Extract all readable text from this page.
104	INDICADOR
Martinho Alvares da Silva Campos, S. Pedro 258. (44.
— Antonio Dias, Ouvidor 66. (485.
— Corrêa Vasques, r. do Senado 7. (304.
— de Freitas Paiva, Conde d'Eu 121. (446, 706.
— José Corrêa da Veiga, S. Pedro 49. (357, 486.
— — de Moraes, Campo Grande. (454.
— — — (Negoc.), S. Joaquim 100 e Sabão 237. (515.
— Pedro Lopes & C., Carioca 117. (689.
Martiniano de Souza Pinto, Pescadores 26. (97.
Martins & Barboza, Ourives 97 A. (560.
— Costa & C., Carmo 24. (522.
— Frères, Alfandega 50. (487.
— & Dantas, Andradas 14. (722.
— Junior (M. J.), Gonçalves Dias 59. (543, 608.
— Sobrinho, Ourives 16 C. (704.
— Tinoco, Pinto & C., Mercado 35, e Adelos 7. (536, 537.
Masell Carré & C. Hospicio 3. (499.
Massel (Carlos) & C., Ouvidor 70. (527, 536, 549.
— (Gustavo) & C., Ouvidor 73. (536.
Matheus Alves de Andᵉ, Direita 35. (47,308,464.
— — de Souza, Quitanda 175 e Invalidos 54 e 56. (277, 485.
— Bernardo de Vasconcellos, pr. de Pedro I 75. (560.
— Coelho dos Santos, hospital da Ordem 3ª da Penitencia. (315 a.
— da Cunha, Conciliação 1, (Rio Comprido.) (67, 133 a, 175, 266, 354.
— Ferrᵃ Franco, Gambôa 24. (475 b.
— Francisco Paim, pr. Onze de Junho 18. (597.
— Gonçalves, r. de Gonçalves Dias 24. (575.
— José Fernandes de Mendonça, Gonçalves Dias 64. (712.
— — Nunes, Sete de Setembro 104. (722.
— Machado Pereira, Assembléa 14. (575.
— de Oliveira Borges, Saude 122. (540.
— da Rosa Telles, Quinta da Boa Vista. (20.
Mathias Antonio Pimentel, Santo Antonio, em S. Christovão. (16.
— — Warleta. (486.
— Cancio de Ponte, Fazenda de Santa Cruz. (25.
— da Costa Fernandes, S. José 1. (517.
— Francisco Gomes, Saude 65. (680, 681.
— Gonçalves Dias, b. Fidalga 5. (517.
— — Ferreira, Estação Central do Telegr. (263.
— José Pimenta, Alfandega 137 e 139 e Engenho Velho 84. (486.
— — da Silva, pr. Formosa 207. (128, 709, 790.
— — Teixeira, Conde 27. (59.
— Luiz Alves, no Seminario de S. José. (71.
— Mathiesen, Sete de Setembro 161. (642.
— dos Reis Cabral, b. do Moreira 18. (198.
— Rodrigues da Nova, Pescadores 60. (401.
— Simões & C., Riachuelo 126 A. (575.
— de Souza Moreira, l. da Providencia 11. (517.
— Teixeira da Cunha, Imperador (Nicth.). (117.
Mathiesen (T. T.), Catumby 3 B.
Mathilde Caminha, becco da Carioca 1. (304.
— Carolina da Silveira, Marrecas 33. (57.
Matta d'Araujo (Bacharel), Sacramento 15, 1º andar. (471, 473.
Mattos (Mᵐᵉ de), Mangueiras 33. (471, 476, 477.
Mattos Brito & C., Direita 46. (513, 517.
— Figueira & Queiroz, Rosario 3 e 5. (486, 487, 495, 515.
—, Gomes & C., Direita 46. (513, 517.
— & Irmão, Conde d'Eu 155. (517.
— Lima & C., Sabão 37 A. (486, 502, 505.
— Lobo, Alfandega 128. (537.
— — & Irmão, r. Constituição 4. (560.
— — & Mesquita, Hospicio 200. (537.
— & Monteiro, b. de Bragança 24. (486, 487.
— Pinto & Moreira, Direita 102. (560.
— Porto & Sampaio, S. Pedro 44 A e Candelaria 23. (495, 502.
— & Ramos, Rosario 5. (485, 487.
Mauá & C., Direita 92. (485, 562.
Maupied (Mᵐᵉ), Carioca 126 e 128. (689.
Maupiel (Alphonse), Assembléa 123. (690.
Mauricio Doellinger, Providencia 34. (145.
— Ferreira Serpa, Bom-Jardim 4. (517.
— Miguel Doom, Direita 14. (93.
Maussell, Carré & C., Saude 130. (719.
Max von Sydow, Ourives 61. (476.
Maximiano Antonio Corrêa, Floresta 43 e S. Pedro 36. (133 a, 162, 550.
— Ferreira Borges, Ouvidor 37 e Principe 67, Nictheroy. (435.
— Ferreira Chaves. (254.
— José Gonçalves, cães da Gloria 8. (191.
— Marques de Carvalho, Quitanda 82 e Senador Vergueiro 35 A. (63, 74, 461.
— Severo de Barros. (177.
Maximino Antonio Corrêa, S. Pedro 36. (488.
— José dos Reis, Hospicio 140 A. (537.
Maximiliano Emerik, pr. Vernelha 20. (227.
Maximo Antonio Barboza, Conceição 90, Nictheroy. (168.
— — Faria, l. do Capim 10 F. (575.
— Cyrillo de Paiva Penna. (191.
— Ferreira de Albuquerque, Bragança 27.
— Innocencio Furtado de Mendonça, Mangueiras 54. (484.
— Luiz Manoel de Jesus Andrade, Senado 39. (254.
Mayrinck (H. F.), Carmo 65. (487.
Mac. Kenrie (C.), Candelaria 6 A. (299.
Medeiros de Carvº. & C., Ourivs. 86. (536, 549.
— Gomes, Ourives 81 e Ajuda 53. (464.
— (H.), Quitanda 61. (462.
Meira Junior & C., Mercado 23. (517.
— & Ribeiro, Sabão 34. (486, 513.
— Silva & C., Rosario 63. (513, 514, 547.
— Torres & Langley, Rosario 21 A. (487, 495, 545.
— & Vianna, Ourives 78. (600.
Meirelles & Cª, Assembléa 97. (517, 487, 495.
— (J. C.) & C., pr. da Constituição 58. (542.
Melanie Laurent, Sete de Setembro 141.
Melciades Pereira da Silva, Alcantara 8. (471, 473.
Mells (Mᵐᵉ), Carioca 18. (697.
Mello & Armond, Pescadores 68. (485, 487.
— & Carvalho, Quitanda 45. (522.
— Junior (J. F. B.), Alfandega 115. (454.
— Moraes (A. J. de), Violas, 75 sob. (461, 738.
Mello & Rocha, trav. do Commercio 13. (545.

→ **TASK INSTRUCTIONS**: Please output the complete data exactly.

→ **CORRECT RESULT**:
Extract all readable text from this page.
104	INDICADOR
Martinho Alvares da Silva Campos, S. Pedro 258. (44.
— Antonio Dias, Ouvidor 66. (485.
— Corrêa Vasques, r. do Senado 7. (304.
— de Freitas Paiva, Conde d'Eu 121. (446, 706.
— José Corrêa da Veiga, S. Pedro 49. (357, 486.
— — de Moraes, Campo Grande. (454.
— — — (Negoc.), S. Joaquim 100 e Sabão 237. (515.
— Pedro Lopes & C., Carioca 117. (689.
Martiniano de Souza Pinto, Pescadores 26. (97.
Martins & Barboza, Ourives 97 A. (560.
— Costa & C., Carmo 24. (522.
— Frères, Alfandega 50. (487.
— & Dantas, Andradas 14. (722.
— Junior (M. J.), Gonçalves Dias 59. (543, 608.
— Sobrinho, Ourives 16 C. (704.
— Tinoco, Pinto & C., Mercado 35, e Adelos 7. (536, 537.
Masell Carré & C. Hospicio 3. (499.
Massel (Carlos) & C., Ouvidor 70. (527, 536, 549.
— (Gustavo) & C., Ouvidor 73. (536.
Matheus Alves de Andᵉ, Direita 35. (47,308,464.
— — de Souza, Quitanda 175 e Invalidos 54 e 56. (277, 485.
— Bernardo de Vasconcellos, pr. de Pedro I 75. (560.
— Coelho dos Santos, hospital da Ordem 3ª da Penitencia. (315 a.
— da Cunha, Conciliação 1, (Rio Comprido.) (67, 133 a, 175, 266, 354.
— Ferrᵃ Franco, Gambôa 24. (475 b.
— Francisco Paim, pr. Onze de Junho 18. (597.
— Gonçalves, r. de Gonçalves Dias 24. (575.
— José Fernandes de Mendonça, Gonçalves Dias 64. (712.
— — Nunes, Sete de Setembro 104. (722.
— Machado Pereira, Assembléa 14. (575.
— de Oliveira Borges, Saude 122. (540.
— da Rosa Telles, Quinta da Boa Vista. (20.
Mathias Antonio Pimentel, Santo Antonio, em S. Christovão. (16.
— — Warleta. (486.
— Cancio de Ponte, Fazenda de Santa Cruz. (25.
— da Costa Fernandes, S. José 1. (517.
— Francisco Gomes, Saude 65. (680, 681.
— Gonçalves Dias, b. Fidalga 5. (517.
— — Ferreira, Estação Central do Telegr. (263.
— José Pimenta, Alfandega 137 e 139 e Engenho Velho 84. (486.
— — da Silva, pr. Formosa 207. (128, 709, 790.
— — Teixeira, Conde 27. (59.
— Luiz Alves, no Seminario de S. José. (71.
— Mathiesen, Sete de Setembro 161. (642.
— dos Reis Cabral, b. do Moreira 18. (198.
— Rodrigues da Nova, Pescadores 60. (401.
— Simões & C., Riachuelo 126 A. (575.
— de Souza Moreira, l. da Providencia 11. (517.
— Teixeira da Cunha, Imperador (Nicth.). (117.
Mathiesen (T. T.), Catumby 3 B.
Mathilde Caminha, becco da Carioca 1. (304.
— Carolina da Silveira, Marrecas 33. (57.
Matta d'Araujo (Bacharel), Sacramento 15, 1º andar. (471, 473.
Mattos (Mᵐᵉ de), Mangueiras 33. (471, 476, 477.
Mattos Brito & C., Direita 46. (513, 517.
— Figueira & Queiroz, Rosario 3 e 5. (486, 487, 495, 515.
—, Gomes & C., Direita 46. (513, 517.
— & Irmão, Conde d'Eu 155. (517.
— Lima & C., Sabão 37 A. (486, 502, 505.
— Lobo, Alfandega 128. (537.
— — & Irmão, r. Constituição 4. (560.
— — & Mesquita, Hospicio 200. (537.
— & Monteiro, b. de Bragança 24. (486, 487.
— Pinto & Moreira, Direita 102. (560.
— Porto & Sampaio, S. Pedro 44 A e Candelaria 23. (495, 502.
— & Ramos, Rosario 5. (485, 487.
Mauá & C., Direita 92. (485, 562.
Maupied (Mᵐᵉ), Carioca 126 e 128. (689.
Maupiel (Alphonse), Assembléa 123. (690.
Mauricio Doellinger, Providencia 34. (145.
— Ferreira Serpa, Bom-Jardim 4. (517.
— Miguel Doom, Direita 14. (93.
Maussell, Carré & C., Saude 130. (719.
Max von Sydow, Ourives 61. (476.
Maximiano Antonio Corrêa, Floresta 43 e S. Pedro 36. (133 a, 162, 550.
— Ferreira Borges, Ouvidor 37 e Principe 67, Nictheroy. (435.
— Ferreira Chaves. (254.
— José Gonçalves, cães da Gloria 8. (191.
— Marques de Carvalho, Quitanda 82 e Senador Vergueiro 35 A. (63, 74, 461.
— Severo de Barros. (177.
Maximino Antonio Corrêa, S. Pedro 36. (488.
— José dos Reis, Hospicio 140 A. (537.
Maximiliano Emerik, pr. Vernelha 20. (227.
Maximo Antonio Barboza, Conceição 90, Nictheroy. (168.
— — Faria, l. do Capim 10 F. (575.
— Cyrillo de Paiva Penna. (191.
— Ferreira de Albuquerque, Bragança 27.
— Innocencio Furtado de Mendonça, Mangueiras 54. (484.
— Luiz Manoel de Jesus Andrade, Senado 39. (254.
Mayrinck (H. F.), Carmo 65. (487.
Mac. Kenrie (C.), Candelaria 6 A. (299.
Medeiros de Carvº. & C., Ourivs. 86. (536, 549.
— Gomes, Ourives 81 e Ajuda 53. (464.
— (H.), Quitanda 61. (462.
Meira Junior & C., Mercado 23. (517.
— & Ribeiro, Sabão 34. (486, 513.
— Silva & C., Rosario 63. (513, 514, 547.
— Torres & Langley, Rosario 21 A. (487, 495, 545.
— & Vianna, Ourives 78. (600.
Meirelles & Cª, Assembléa 97. (517, 487, 495.
— (J. C.) & C., pr. da Constituição 58. (542.
Melanie Laurent, Sete de Setembro 141.
Melciades Pereira da Silva, Alcantara 8. (471, 473.
Mells (Mᵐᵉ), Carioca 18. (697.
Mello & Armond, Pescadores 68. (485, 487.
— & Carvalho, Quitanda 45. (522.
— Junior (J. F. B.), Alfandega 115. (454.
— Moraes (A. J. de), Violas, 75 sob. (461, 738.
Mello & Rocha, trav. do Commercio 13. (545.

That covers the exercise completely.